> WRITTEN TASK: Repeat the listing below in full, exactly as it stands.

> SUPPLIED RECORDS:
----------

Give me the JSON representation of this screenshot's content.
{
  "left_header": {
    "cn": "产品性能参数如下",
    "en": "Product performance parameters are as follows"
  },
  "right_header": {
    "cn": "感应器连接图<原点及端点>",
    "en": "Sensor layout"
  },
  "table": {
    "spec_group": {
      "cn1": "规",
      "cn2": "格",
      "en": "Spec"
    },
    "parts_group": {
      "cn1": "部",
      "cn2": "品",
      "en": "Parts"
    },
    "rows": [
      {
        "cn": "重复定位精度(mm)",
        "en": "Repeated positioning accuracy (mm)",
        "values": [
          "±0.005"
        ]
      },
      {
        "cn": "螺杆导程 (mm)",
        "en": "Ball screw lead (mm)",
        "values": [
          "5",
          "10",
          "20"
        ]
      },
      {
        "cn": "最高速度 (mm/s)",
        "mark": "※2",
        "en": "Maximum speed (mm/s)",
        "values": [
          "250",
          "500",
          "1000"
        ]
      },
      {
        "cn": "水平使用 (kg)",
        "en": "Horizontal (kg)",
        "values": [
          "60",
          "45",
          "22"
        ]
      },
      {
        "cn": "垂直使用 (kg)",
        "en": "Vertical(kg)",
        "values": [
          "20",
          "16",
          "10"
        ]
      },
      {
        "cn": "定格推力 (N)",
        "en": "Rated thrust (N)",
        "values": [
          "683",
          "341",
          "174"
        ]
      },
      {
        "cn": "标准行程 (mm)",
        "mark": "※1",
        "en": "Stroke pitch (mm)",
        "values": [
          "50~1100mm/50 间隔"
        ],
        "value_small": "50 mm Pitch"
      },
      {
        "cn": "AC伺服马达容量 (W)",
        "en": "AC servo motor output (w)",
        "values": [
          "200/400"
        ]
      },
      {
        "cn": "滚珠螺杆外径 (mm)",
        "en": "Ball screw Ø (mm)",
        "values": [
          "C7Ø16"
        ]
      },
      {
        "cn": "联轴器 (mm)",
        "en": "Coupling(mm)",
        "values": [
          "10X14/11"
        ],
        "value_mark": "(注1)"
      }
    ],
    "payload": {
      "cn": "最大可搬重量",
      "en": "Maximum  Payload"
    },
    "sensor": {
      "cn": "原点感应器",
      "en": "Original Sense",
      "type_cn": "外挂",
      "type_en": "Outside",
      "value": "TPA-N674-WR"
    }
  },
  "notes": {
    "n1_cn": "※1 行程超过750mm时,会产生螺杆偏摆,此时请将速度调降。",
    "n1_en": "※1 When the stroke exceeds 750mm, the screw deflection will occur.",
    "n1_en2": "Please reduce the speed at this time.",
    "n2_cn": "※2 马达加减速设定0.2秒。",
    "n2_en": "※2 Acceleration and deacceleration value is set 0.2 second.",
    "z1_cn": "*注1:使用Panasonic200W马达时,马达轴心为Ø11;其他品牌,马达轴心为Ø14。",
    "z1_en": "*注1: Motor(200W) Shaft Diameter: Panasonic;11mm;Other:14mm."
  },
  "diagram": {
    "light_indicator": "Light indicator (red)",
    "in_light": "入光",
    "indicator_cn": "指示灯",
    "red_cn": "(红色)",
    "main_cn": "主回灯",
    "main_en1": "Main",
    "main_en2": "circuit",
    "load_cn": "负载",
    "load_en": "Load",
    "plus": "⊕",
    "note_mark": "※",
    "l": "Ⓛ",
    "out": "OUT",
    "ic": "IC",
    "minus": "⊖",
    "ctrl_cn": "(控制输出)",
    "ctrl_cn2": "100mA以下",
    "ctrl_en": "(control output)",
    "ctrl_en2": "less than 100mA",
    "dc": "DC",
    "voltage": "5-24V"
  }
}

----------

> TASK RESULT:
Give me the JSON representation of this screenshot's content.
{
  "left_header": {
    "cn": "产品性能参数如下",
    "en": "Product performance parameters are as follows"
  },
  "right_header": {
    "cn": "感应器连接图<原点及端点>",
    "en": "Sensor layout"
  },
  "table": {
    "spec_group": {
      "cn1": "规",
      "cn2": "格",
      "en": "Spec"
    },
    "parts_group": {
      "cn1": "部",
      "cn2": "品",
      "en": "Parts"
    },
    "rows": [
      {
        "cn": "重复定位精度(mm)",
        "en": "Repeated positioning accuracy (mm)",
        "values": [
          "±0.005"
        ]
      },
      {
        "cn": "螺杆导程 (mm)",
        "en": "Ball screw lead (mm)",
        "values": [
          "5",
          "10",
          "20"
        ]
      },
      {
        "cn": "最高速度 (mm/s)",
        "mark": "※2",
        "en": "Maximum speed (mm/s)",
        "values": [
          "250",
          "500",
          "1000"
        ]
      },
      {
        "cn": "水平使用 (kg)",
        "en": "Horizontal (kg)",
        "values": [
          "60",
          "45",
          "22"
        ]
      },
      {
        "cn": "垂直使用 (kg)",
        "en": "Vertical(kg)",
        "values": [
          "20",
          "16",
          "10"
        ]
      },
      {
        "cn": "定格推力 (N)",
        "en": "Rated thrust (N)",
        "values": [
          "683",
          "341",
          "174"
        ]
      },
      {
        "cn": "标准行程 (mm)",
        "mark": "※1",
        "en": "Stroke pitch (mm)",
        "values": [
          "50~1100mm/50 间隔"
        ],
        "value_small": "50 mm Pitch"
      },
      {
        "cn": "AC伺服马达容量 (W)",
        "en": "AC servo motor output (w)",
        "values": [
          "200/400"
        ]
      },
      {
        "cn": "滚珠螺杆外径 (mm)",
        "en": "Ball screw Ø (mm)",
        "values": [
          "C7Ø16"
        ]
      },
      {
        "cn": "联轴器 (mm)",
        "en": "Coupling(mm)",
        "values": [
          "10X14/11"
        ],
        "value_mark": "(注1)"
      }
    ],
    "payload": {
      "cn": "最大可搬重量",
      "en": "Maximum  Payload"
    },
    "sensor": {
      "cn": "原点感应器",
      "en": "Original Sense",
      "type_cn": "外挂",
      "type_en": "Outside",
      "value": "TPA-N674-WR"
    }
  },
  "notes": {
    "n1_cn": "※1 行程超过750mm时,会产生螺杆偏摆,此时请将速度调降。",
    "n1_en": "※1 When the stroke exceeds 750mm, the screw deflection will occur.",
    "n1_en2": "Please reduce the speed at this time.",
    "n2_cn": "※2 马达加减速设定0.2秒。",
    "n2_en": "※2 Acceleration and deacceleration value is set 0.2 second.",
    "z1_cn": "*注1:使用Panasonic200W马达时,马达轴心为Ø11;其他品牌,马达轴心为Ø14。",
    "z1_en": "*注1: Motor(200W) Shaft Diameter: Panasonic;11mm;Other:14mm."
  },
  "diagram": {
    "light_indicator": "Light indicator (red)",
    "in_light": "入光",
    "indicator_cn": "指示灯",
    "red_cn": "(红色)",
    "main_cn": "主回灯",
    "main_en1": "Main",
    "main_en2": "circuit",
    "load_cn": "负载",
    "load_en": "Load",
    "plus": "⊕",
    "note_mark": "※",
    "l": "Ⓛ",
    "out": "OUT",
    "ic": "IC",
    "minus": "⊖",
    "ctrl_cn": "(控制输出)",
    "ctrl_cn2": "100mA以下",
    "ctrl_en": "(control output)",
    "ctrl_en2": "less than 100mA",
    "dc": "DC",
    "voltage": "5-24V"
  }
}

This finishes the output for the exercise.